» The exercise
Repeat every record below exactly, leaving out the pictures.

» Supplied data
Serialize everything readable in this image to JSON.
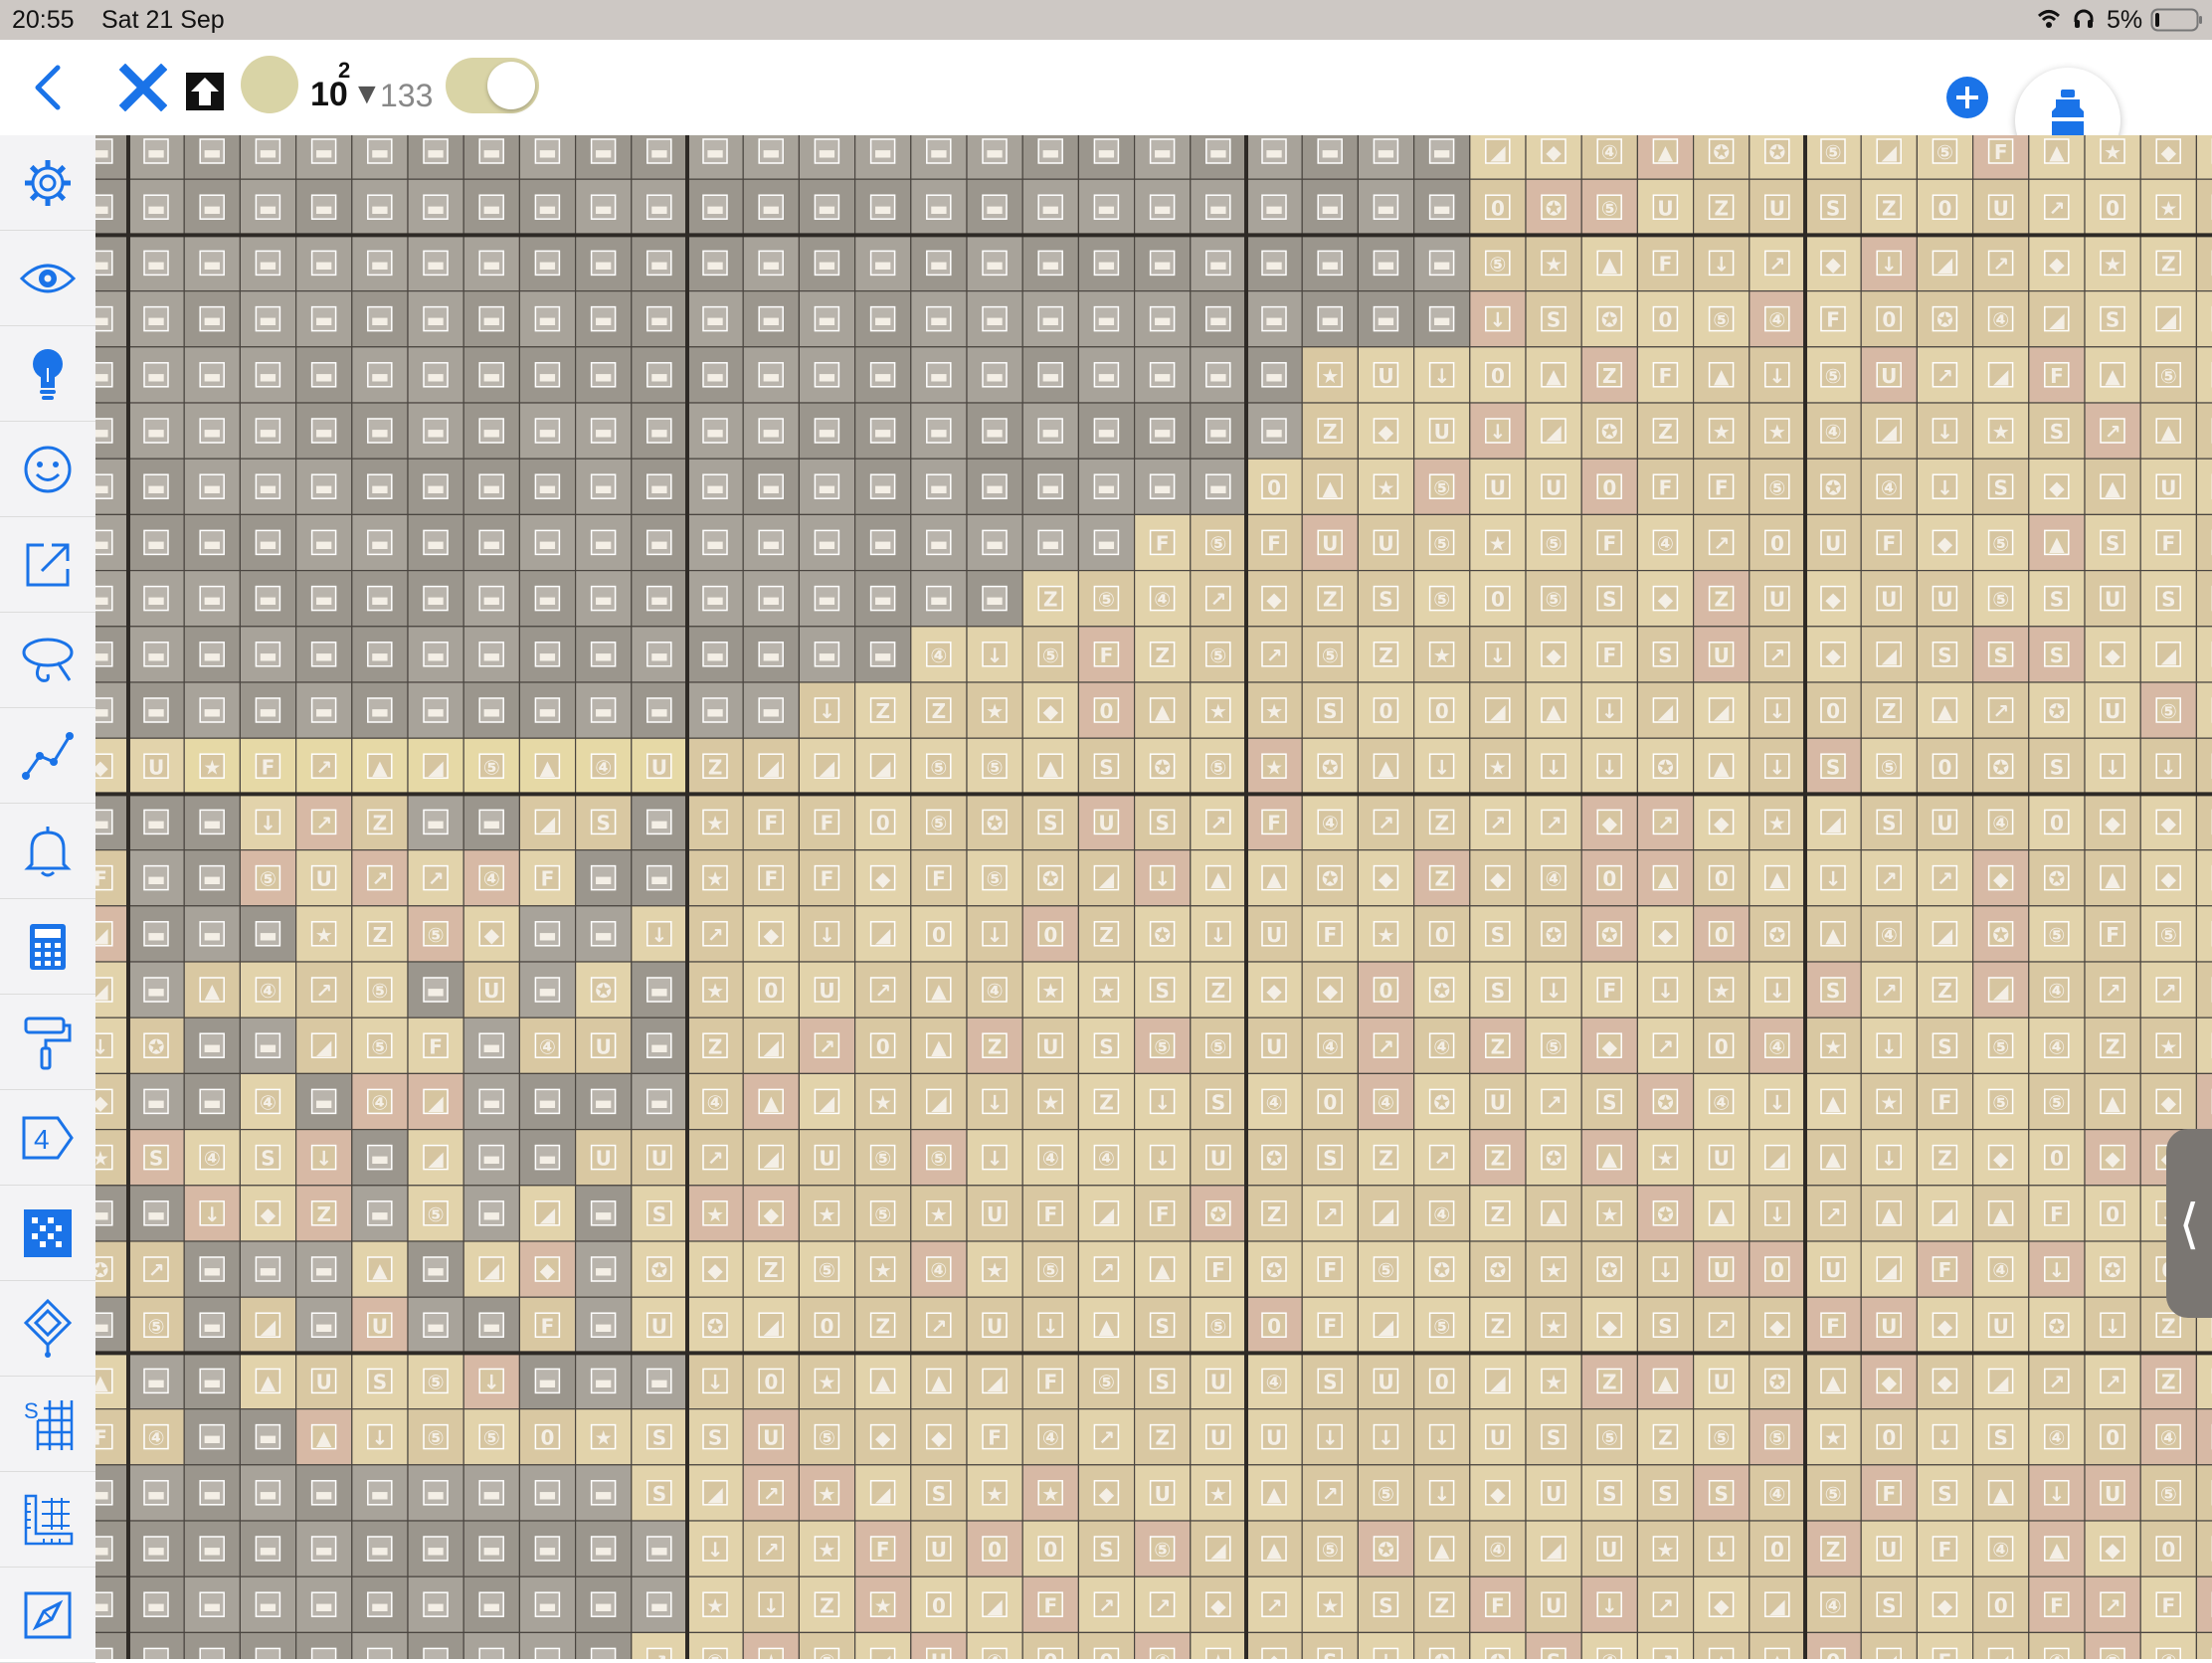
{
  "status_bar": {
    "time": "20:55",
    "date": "Sat 21 Sep",
    "battery": "5%",
    "icons": [
      "wifi-icon",
      "headphones-icon",
      "battery-icon"
    ]
  },
  "toolbar": {
    "back_icon": "chevron-left-icon",
    "tool_icon": "x-stitch-icon",
    "upload_icon": "upload-arrow-icon",
    "thread_color": "#d9d4a6",
    "thread_number": "10",
    "thread_superscript": "2",
    "remaining_symbol": "▼",
    "remaining_count": "133",
    "toggle_on": true,
    "add_icon": "plus-circle-icon",
    "bottle_icon": "thread-bottle-icon"
  },
  "sidebar": {
    "items": [
      {
        "name": "settings",
        "icon": "gear-icon"
      },
      {
        "name": "view",
        "icon": "eye-icon"
      },
      {
        "name": "hint",
        "icon": "lightbulb-icon"
      },
      {
        "name": "face",
        "icon": "smiley-icon"
      },
      {
        "name": "resize",
        "icon": "expand-icon"
      },
      {
        "name": "lasso",
        "icon": "lasso-icon"
      },
      {
        "name": "line",
        "icon": "line-chart-icon"
      },
      {
        "name": "notifications",
        "icon": "bell-icon"
      },
      {
        "name": "calculator",
        "icon": "calculator-icon"
      },
      {
        "name": "paint-roller",
        "icon": "paint-roller-icon"
      },
      {
        "name": "tag",
        "icon": "tag-4-icon",
        "label": "4"
      },
      {
        "name": "pattern-grid",
        "icon": "pattern-grid-icon"
      },
      {
        "name": "pin",
        "icon": "diamond-pin-icon"
      },
      {
        "name": "symbol-grid",
        "icon": "s-grid-icon",
        "label": "S"
      },
      {
        "name": "ruler",
        "icon": "ruler-grid-icon"
      },
      {
        "name": "compass",
        "icon": "compass-icon"
      }
    ]
  },
  "canvas": {
    "colors": {
      "grey": "#a8a39a",
      "dark_grey": "#9b968d",
      "tan": "#d9c8a2",
      "light_tan": "#e2d3ab",
      "pink_tan": "#d7b9a5",
      "yellow": "#e6d9a6",
      "grid_line": "#4a4540",
      "major_line": "#2e2a26"
    }
  },
  "palette_handle": {
    "icon": "chevron-left-icon",
    "label": "⟨"
  }
}
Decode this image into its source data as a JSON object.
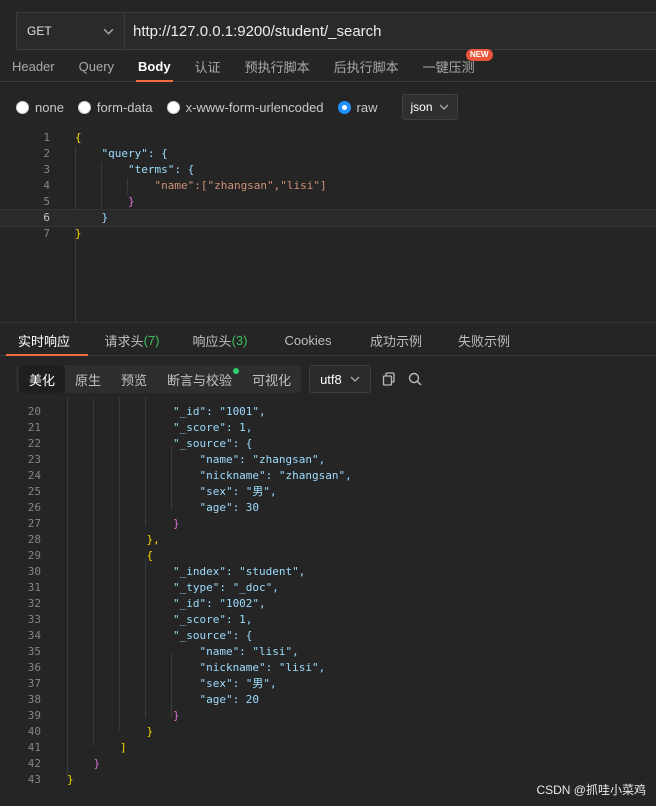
{
  "request": {
    "method": "GET",
    "url": "http://127.0.0.1:9200/student/_search"
  },
  "request_tabs": [
    {
      "label": "Header"
    },
    {
      "label": "Query"
    },
    {
      "label": "Body"
    },
    {
      "label": "认证"
    },
    {
      "label": "预执行脚本"
    },
    {
      "label": "后执行脚本"
    },
    {
      "label": "一键压测"
    }
  ],
  "new_badge": "NEW",
  "body_types": [
    "none",
    "form-data",
    "x-www-form-urlencoded",
    "raw"
  ],
  "body_format": "json",
  "request_body": [
    {
      "num": "1",
      "text": "{"
    },
    {
      "num": "2",
      "text": "    \"query\": {"
    },
    {
      "num": "3",
      "text": "        \"terms\": {"
    },
    {
      "num": "4",
      "text": "            \"name\":[\"zhangsan\",\"lisi\"]"
    },
    {
      "num": "5",
      "text": "        }"
    },
    {
      "num": "6",
      "text": "    }"
    },
    {
      "num": "7",
      "text": "}"
    }
  ],
  "response_tabs": {
    "realtime": "实时响应",
    "req_headers": "请求头",
    "req_headers_count": "(7)",
    "resp_headers": "响应头",
    "resp_headers_count": "(3)",
    "cookies": "Cookies",
    "success_example": "成功示例",
    "fail_example": "失败示例"
  },
  "view_modes": [
    "美化",
    "原生",
    "预览",
    "断言与校验",
    "可视化"
  ],
  "encoding": "utf8",
  "response_body": [
    {
      "num": "20",
      "text": "                \"_id\": \"1001\","
    },
    {
      "num": "21",
      "text": "                \"_score\": 1,"
    },
    {
      "num": "22",
      "text": "                \"_source\": {"
    },
    {
      "num": "23",
      "text": "                    \"name\": \"zhangsan\","
    },
    {
      "num": "24",
      "text": "                    \"nickname\": \"zhangsan\","
    },
    {
      "num": "25",
      "text": "                    \"sex\": \"男\","
    },
    {
      "num": "26",
      "text": "                    \"age\": 30"
    },
    {
      "num": "27",
      "text": "                }"
    },
    {
      "num": "28",
      "text": "            },"
    },
    {
      "num": "29",
      "text": "            {"
    },
    {
      "num": "30",
      "text": "                \"_index\": \"student\","
    },
    {
      "num": "31",
      "text": "                \"_type\": \"_doc\","
    },
    {
      "num": "32",
      "text": "                \"_id\": \"1002\","
    },
    {
      "num": "33",
      "text": "                \"_score\": 1,"
    },
    {
      "num": "34",
      "text": "                \"_source\": {"
    },
    {
      "num": "35",
      "text": "                    \"name\": \"lisi\","
    },
    {
      "num": "36",
      "text": "                    \"nickname\": \"lisi\","
    },
    {
      "num": "37",
      "text": "                    \"sex\": \"男\","
    },
    {
      "num": "38",
      "text": "                    \"age\": 20"
    },
    {
      "num": "39",
      "text": "                }"
    },
    {
      "num": "40",
      "text": "            }"
    },
    {
      "num": "41",
      "text": "        ]"
    },
    {
      "num": "42",
      "text": "    }"
    },
    {
      "num": "43",
      "text": "}"
    }
  ],
  "watermark": "CSDN @抓哇小菜鸡"
}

» Task output
Serialize everything readable in this image to JSON.
{
  "status_bar": {
    "time": "20:55",
    "date": "Sat 21 Sep",
    "battery": "5%",
    "icons": [
      "wifi-icon",
      "headphones-icon",
      "battery-icon"
    ]
  },
  "toolbar": {
    "back_icon": "chevron-left-icon",
    "tool_icon": "x-stitch-icon",
    "upload_icon": "upload-arrow-icon",
    "thread_color": "#d9d4a6",
    "thread_number": "10",
    "thread_superscript": "2",
    "remaining_symbol": "▼",
    "remaining_count": "133",
    "toggle_on": true,
    "add_icon": "plus-circle-icon",
    "bottle_icon": "thread-bottle-icon"
  },
  "sidebar": {
    "items": [
      {
        "name": "settings",
        "icon": "gear-icon"
      },
      {
        "name": "view",
        "icon": "eye-icon"
      },
      {
        "name": "hint",
        "icon": "lightbulb-icon"
      },
      {
        "name": "face",
        "icon": "smiley-icon"
      },
      {
        "name": "resize",
        "icon": "expand-icon"
      },
      {
        "name": "lasso",
        "icon": "lasso-icon"
      },
      {
        "name": "line",
        "icon": "line-chart-icon"
      },
      {
        "name": "notifications",
        "icon": "bell-icon"
      },
      {
        "name": "calculator",
        "icon": "calculator-icon"
      },
      {
        "name": "paint-roller",
        "icon": "paint-roller-icon"
      },
      {
        "name": "tag",
        "icon": "tag-4-icon",
        "label": "4"
      },
      {
        "name": "pattern-grid",
        "icon": "pattern-grid-icon"
      },
      {
        "name": "pin",
        "icon": "diamond-pin-icon"
      },
      {
        "name": "symbol-grid",
        "icon": "s-grid-icon",
        "label": "S"
      },
      {
        "name": "ruler",
        "icon": "ruler-grid-icon"
      },
      {
        "name": "compass",
        "icon": "compass-icon"
      }
    ]
  },
  "canvas": {
    "colors": {
      "grey": "#a8a39a",
      "dark_grey": "#9b968d",
      "tan": "#d9c8a2",
      "light_tan": "#e2d3ab",
      "pink_tan": "#d7b9a5",
      "yellow": "#e6d9a6",
      "grid_line": "#4a4540",
      "major_line": "#2e2a26"
    }
  },
  "palette_handle": {
    "icon": "chevron-left-icon",
    "label": "⟨"
  }
}
Decode this image into its source data as a JSON object.
{
  "request": {
    "method": "GET",
    "url": "http://127.0.0.1:9200/student/_search"
  },
  "request_tabs": [
    {
      "label": "Header"
    },
    {
      "label": "Query"
    },
    {
      "label": "Body"
    },
    {
      "label": "认证"
    },
    {
      "label": "预执行脚本"
    },
    {
      "label": "后执行脚本"
    },
    {
      "label": "一键压测"
    }
  ],
  "new_badge": "NEW",
  "body_types": [
    "none",
    "form-data",
    "x-www-form-urlencoded",
    "raw"
  ],
  "body_format": "json",
  "request_body": [
    {
      "num": "1",
      "text": "{"
    },
    {
      "num": "2",
      "text": "    \"query\": {"
    },
    {
      "num": "3",
      "text": "        \"terms\": {"
    },
    {
      "num": "4",
      "text": "            \"name\":[\"zhangsan\",\"lisi\"]"
    },
    {
      "num": "5",
      "text": "        }"
    },
    {
      "num": "6",
      "text": "    }"
    },
    {
      "num": "7",
      "text": "}"
    }
  ],
  "response_tabs": {
    "realtime": "实时响应",
    "req_headers": "请求头",
    "req_headers_count": "(7)",
    "resp_headers": "响应头",
    "resp_headers_count": "(3)",
    "cookies": "Cookies",
    "success_example": "成功示例",
    "fail_example": "失败示例"
  },
  "view_modes": [
    "美化",
    "原生",
    "预览",
    "断言与校验",
    "可视化"
  ],
  "encoding": "utf8",
  "response_body": [
    {
      "num": "20",
      "text": "                \"_id\": \"1001\","
    },
    {
      "num": "21",
      "text": "                \"_score\": 1,"
    },
    {
      "num": "22",
      "text": "                \"_source\": {"
    },
    {
      "num": "23",
      "text": "                    \"name\": \"zhangsan\","
    },
    {
      "num": "24",
      "text": "                    \"nickname\": \"zhangsan\","
    },
    {
      "num": "25",
      "text": "                    \"sex\": \"男\","
    },
    {
      "num": "26",
      "text": "                    \"age\": 30"
    },
    {
      "num": "27",
      "text": "                }"
    },
    {
      "num": "28",
      "text": "            },"
    },
    {
      "num": "29",
      "text": "            {"
    },
    {
      "num": "30",
      "text": "                \"_index\": \"student\","
    },
    {
      "num": "31",
      "text": "                \"_type\": \"_doc\","
    },
    {
      "num": "32",
      "text": "                \"_id\": \"1002\","
    },
    {
      "num": "33",
      "text": "                \"_score\": 1,"
    },
    {
      "num": "34",
      "text": "                \"_source\": {"
    },
    {
      "num": "35",
      "text": "                    \"name\": \"lisi\","
    },
    {
      "num": "36",
      "text": "                    \"nickname\": \"lisi\","
    },
    {
      "num": "37",
      "text": "                    \"sex\": \"男\","
    },
    {
      "num": "38",
      "text": "                    \"age\": 20"
    },
    {
      "num": "39",
      "text": "                }"
    },
    {
      "num": "40",
      "text": "            }"
    },
    {
      "num": "41",
      "text": "        ]"
    },
    {
      "num": "42",
      "text": "    }"
    },
    {
      "num": "43",
      "text": "}"
    }
  ],
  "watermark": "CSDN @抓哇小菜鸡"
}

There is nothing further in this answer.